+++ SELECTED EXCERPT +++

Orphanage - Inside ©2000 Nuclear Blast
1. Inside
2. The Stain Remains
3. Grip
4. Twisted Games
5. Pain
6. Deal With The Real
7. Behold
8. Weakness Of Flesh
9. Kick
10. Drag You Down
11. From The Cradle To The Grave

Orphanage is still at it. Fortunately they've taken the best of what they did on By Time Alone and refined it for Inside. Their sound from their previous release is completely and fully intact and quite possibly the band has improved their songwriting hand over fist this time around. By Time Alone, by my count, had three or four really good songs and a lot of tunes that just lingered around like underage kids outside a liquor store. Inside, however, shooshes those kids away and is a more fulfilling album overall.

+++ EXTRACTED RECORDS +++

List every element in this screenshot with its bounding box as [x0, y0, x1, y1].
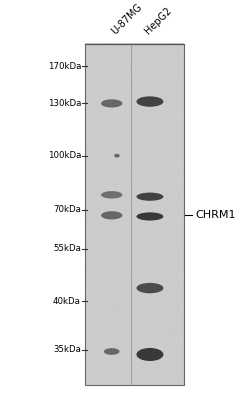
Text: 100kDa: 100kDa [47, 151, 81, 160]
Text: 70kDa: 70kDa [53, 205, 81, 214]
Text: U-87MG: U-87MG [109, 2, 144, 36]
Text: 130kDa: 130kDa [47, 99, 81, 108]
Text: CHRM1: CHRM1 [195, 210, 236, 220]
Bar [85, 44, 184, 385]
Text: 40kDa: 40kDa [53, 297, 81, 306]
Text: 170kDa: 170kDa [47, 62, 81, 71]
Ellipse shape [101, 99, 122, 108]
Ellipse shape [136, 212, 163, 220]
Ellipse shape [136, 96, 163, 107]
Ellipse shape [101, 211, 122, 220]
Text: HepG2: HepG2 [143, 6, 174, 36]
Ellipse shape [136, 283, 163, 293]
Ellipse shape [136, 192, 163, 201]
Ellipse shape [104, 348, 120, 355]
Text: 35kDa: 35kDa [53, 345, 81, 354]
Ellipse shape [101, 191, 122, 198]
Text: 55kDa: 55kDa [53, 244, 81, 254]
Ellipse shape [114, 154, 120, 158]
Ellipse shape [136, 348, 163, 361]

+++

- [TASK 1]: Update the Orphanage review by reproducing the passage between "Orphanage - Inside" and "fulfilling album overall.", inclusive, with "kids" changed to "teenagers".
- [TASK 2]: In the Orphanage review, how many really good songs did the reviewer count on By Time Alone?
- [TASK 3]: Carry on the Orphanage album review from its last sentence.

- [TASK ANSWER 1]:
Orphanage - Inside ©2000 Nuclear Blast
1. Inside
2. The Stain Remains
3. Grip
4. Twisted Games
5. Pain
6. Deal With The Real
7. Behold
8. Weakness Of Flesh
9. Kick
10. Drag You Down
11. From The Cradle To The Grave

Orphanage is still at it. Fortunately they've taken the best of what they did on By Time Alone and refined it for Inside. Their sound from their previous release is completely and fully intact and quite possibly the band has improved their songwriting hand over fist this time around. By Time Alone, by my count, had three or four really good songs and a lot of tunes that just lingered around like underage teenagers outside a liquor store. Inside, however, shooshes those teenagers away and is a more fulfilling album overall.

- [TASK ANSWER 2]: Three or four.

- [TASK ANSWER 3]:
The band's core sound is primarily unchanged since their last record. Revolving around the extremely thick and tough guitar riffs of Lex Vogelaar and the ugly death grunting of George Oosthoek, Orphanage has a solid identity. Everything else the band does is built around those two things. Each of the songs is rhythmic and has a groove, with things like keyboards or backing female and male vocals intertwine around the grunts. The band has a good sense of underscoring the heaviness of the guitar with intelligent usage of their keyboards. Some of the material comes off a bit amusing, especially when Oosthoek informs the listener, "I'll kick your fucking ass" in "Kick". Occasionally the thick Dutch accents of the clean vocalists can be heard.

Orphanage's Inside should be of note for anyone who liked By Time Alone and hoped the band would grow in their songwriting skills. Their death metal elements might be a turn off for some, but the heavy grooviness and the interesting usage of vocals throughout make this a pretty solid release for the band.